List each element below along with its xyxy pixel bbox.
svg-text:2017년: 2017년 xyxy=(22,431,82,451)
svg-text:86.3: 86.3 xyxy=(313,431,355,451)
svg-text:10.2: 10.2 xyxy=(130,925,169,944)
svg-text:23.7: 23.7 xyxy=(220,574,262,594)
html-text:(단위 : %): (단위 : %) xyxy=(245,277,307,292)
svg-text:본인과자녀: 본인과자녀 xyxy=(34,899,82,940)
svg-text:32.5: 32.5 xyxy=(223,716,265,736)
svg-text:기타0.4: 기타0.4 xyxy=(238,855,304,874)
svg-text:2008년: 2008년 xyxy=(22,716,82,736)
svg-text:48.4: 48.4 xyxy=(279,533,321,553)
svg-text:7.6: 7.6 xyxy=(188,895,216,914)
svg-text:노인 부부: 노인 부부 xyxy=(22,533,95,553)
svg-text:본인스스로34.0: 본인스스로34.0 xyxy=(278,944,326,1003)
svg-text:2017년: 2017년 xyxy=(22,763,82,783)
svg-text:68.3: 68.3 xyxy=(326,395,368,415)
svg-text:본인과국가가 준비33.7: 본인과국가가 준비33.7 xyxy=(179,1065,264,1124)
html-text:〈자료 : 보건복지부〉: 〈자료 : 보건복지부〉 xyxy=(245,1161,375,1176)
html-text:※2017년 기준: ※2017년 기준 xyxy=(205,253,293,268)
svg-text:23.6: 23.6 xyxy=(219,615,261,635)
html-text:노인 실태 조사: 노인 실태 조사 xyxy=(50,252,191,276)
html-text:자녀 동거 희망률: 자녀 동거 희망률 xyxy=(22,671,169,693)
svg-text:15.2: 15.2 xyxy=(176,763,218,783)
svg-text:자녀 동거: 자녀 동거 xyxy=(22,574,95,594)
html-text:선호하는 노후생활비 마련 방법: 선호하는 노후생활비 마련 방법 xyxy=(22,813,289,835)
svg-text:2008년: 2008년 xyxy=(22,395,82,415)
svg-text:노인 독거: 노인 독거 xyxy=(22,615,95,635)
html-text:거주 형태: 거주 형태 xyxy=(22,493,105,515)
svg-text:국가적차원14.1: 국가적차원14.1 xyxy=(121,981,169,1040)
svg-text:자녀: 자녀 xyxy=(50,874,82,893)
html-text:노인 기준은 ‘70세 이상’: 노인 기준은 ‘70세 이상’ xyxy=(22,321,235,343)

----------

• Set problem
Update the lines by replacing every occurrence of "2008년" with "2010년" and leaving everything else unchanged.

• Exercise output
List each element below along with its xyxy pixel bbox.
svg-text:2017년: 2017년 xyxy=(22,431,82,451)
svg-text:86.3: 86.3 xyxy=(313,431,355,451)
svg-text:10.2: 10.2 xyxy=(130,925,169,944)
svg-text:23.7: 23.7 xyxy=(220,574,262,594)
html-text:(단위 : %): (단위 : %) xyxy=(245,277,307,292)
svg-text:본인과자녀: 본인과자녀 xyxy=(34,899,82,940)
svg-text:32.5: 32.5 xyxy=(223,716,265,736)
svg-text:기타0.4: 기타0.4 xyxy=(238,855,304,874)
svg-text:2010년: 2010년 xyxy=(22,716,82,736)
svg-text:48.4: 48.4 xyxy=(279,533,321,553)
svg-text:7.6: 7.6 xyxy=(188,895,216,914)
svg-text:노인 부부: 노인 부부 xyxy=(22,533,95,553)
svg-text:본인스스로34.0: 본인스스로34.0 xyxy=(278,944,326,1003)
svg-text:2017년: 2017년 xyxy=(22,763,82,783)
svg-text:68.3: 68.3 xyxy=(326,395,368,415)
svg-text:본인과국가가 준비33.7: 본인과국가가 준비33.7 xyxy=(179,1065,264,1124)
html-text:〈자료 : 보건복지부〉: 〈자료 : 보건복지부〉 xyxy=(245,1161,375,1176)
html-text:※2017년 기준: ※2017년 기준 xyxy=(205,253,293,268)
svg-text:23.6: 23.6 xyxy=(219,615,261,635)
html-text:노인 실태 조사: 노인 실태 조사 xyxy=(50,252,191,276)
html-text:자녀 동거 희망률: 자녀 동거 희망률 xyxy=(22,671,169,693)
svg-text:15.2: 15.2 xyxy=(176,763,218,783)
svg-text:자녀 동거: 자녀 동거 xyxy=(22,574,95,594)
html-text:선호하는 노후생활비 마련 방법: 선호하는 노후생활비 마련 방법 xyxy=(22,813,289,835)
svg-text:2010년: 2010년 xyxy=(22,395,82,415)
svg-text:노인 독거: 노인 독거 xyxy=(22,615,95,635)
html-text:거주 형태: 거주 형태 xyxy=(22,493,105,515)
svg-text:국가적차원14.1: 국가적차원14.1 xyxy=(121,981,169,1040)
svg-text:자녀: 자녀 xyxy=(50,874,82,893)
html-text:노인 기준은 ‘70세 이상’: 노인 기준은 ‘70세 이상’ xyxy=(22,321,235,343)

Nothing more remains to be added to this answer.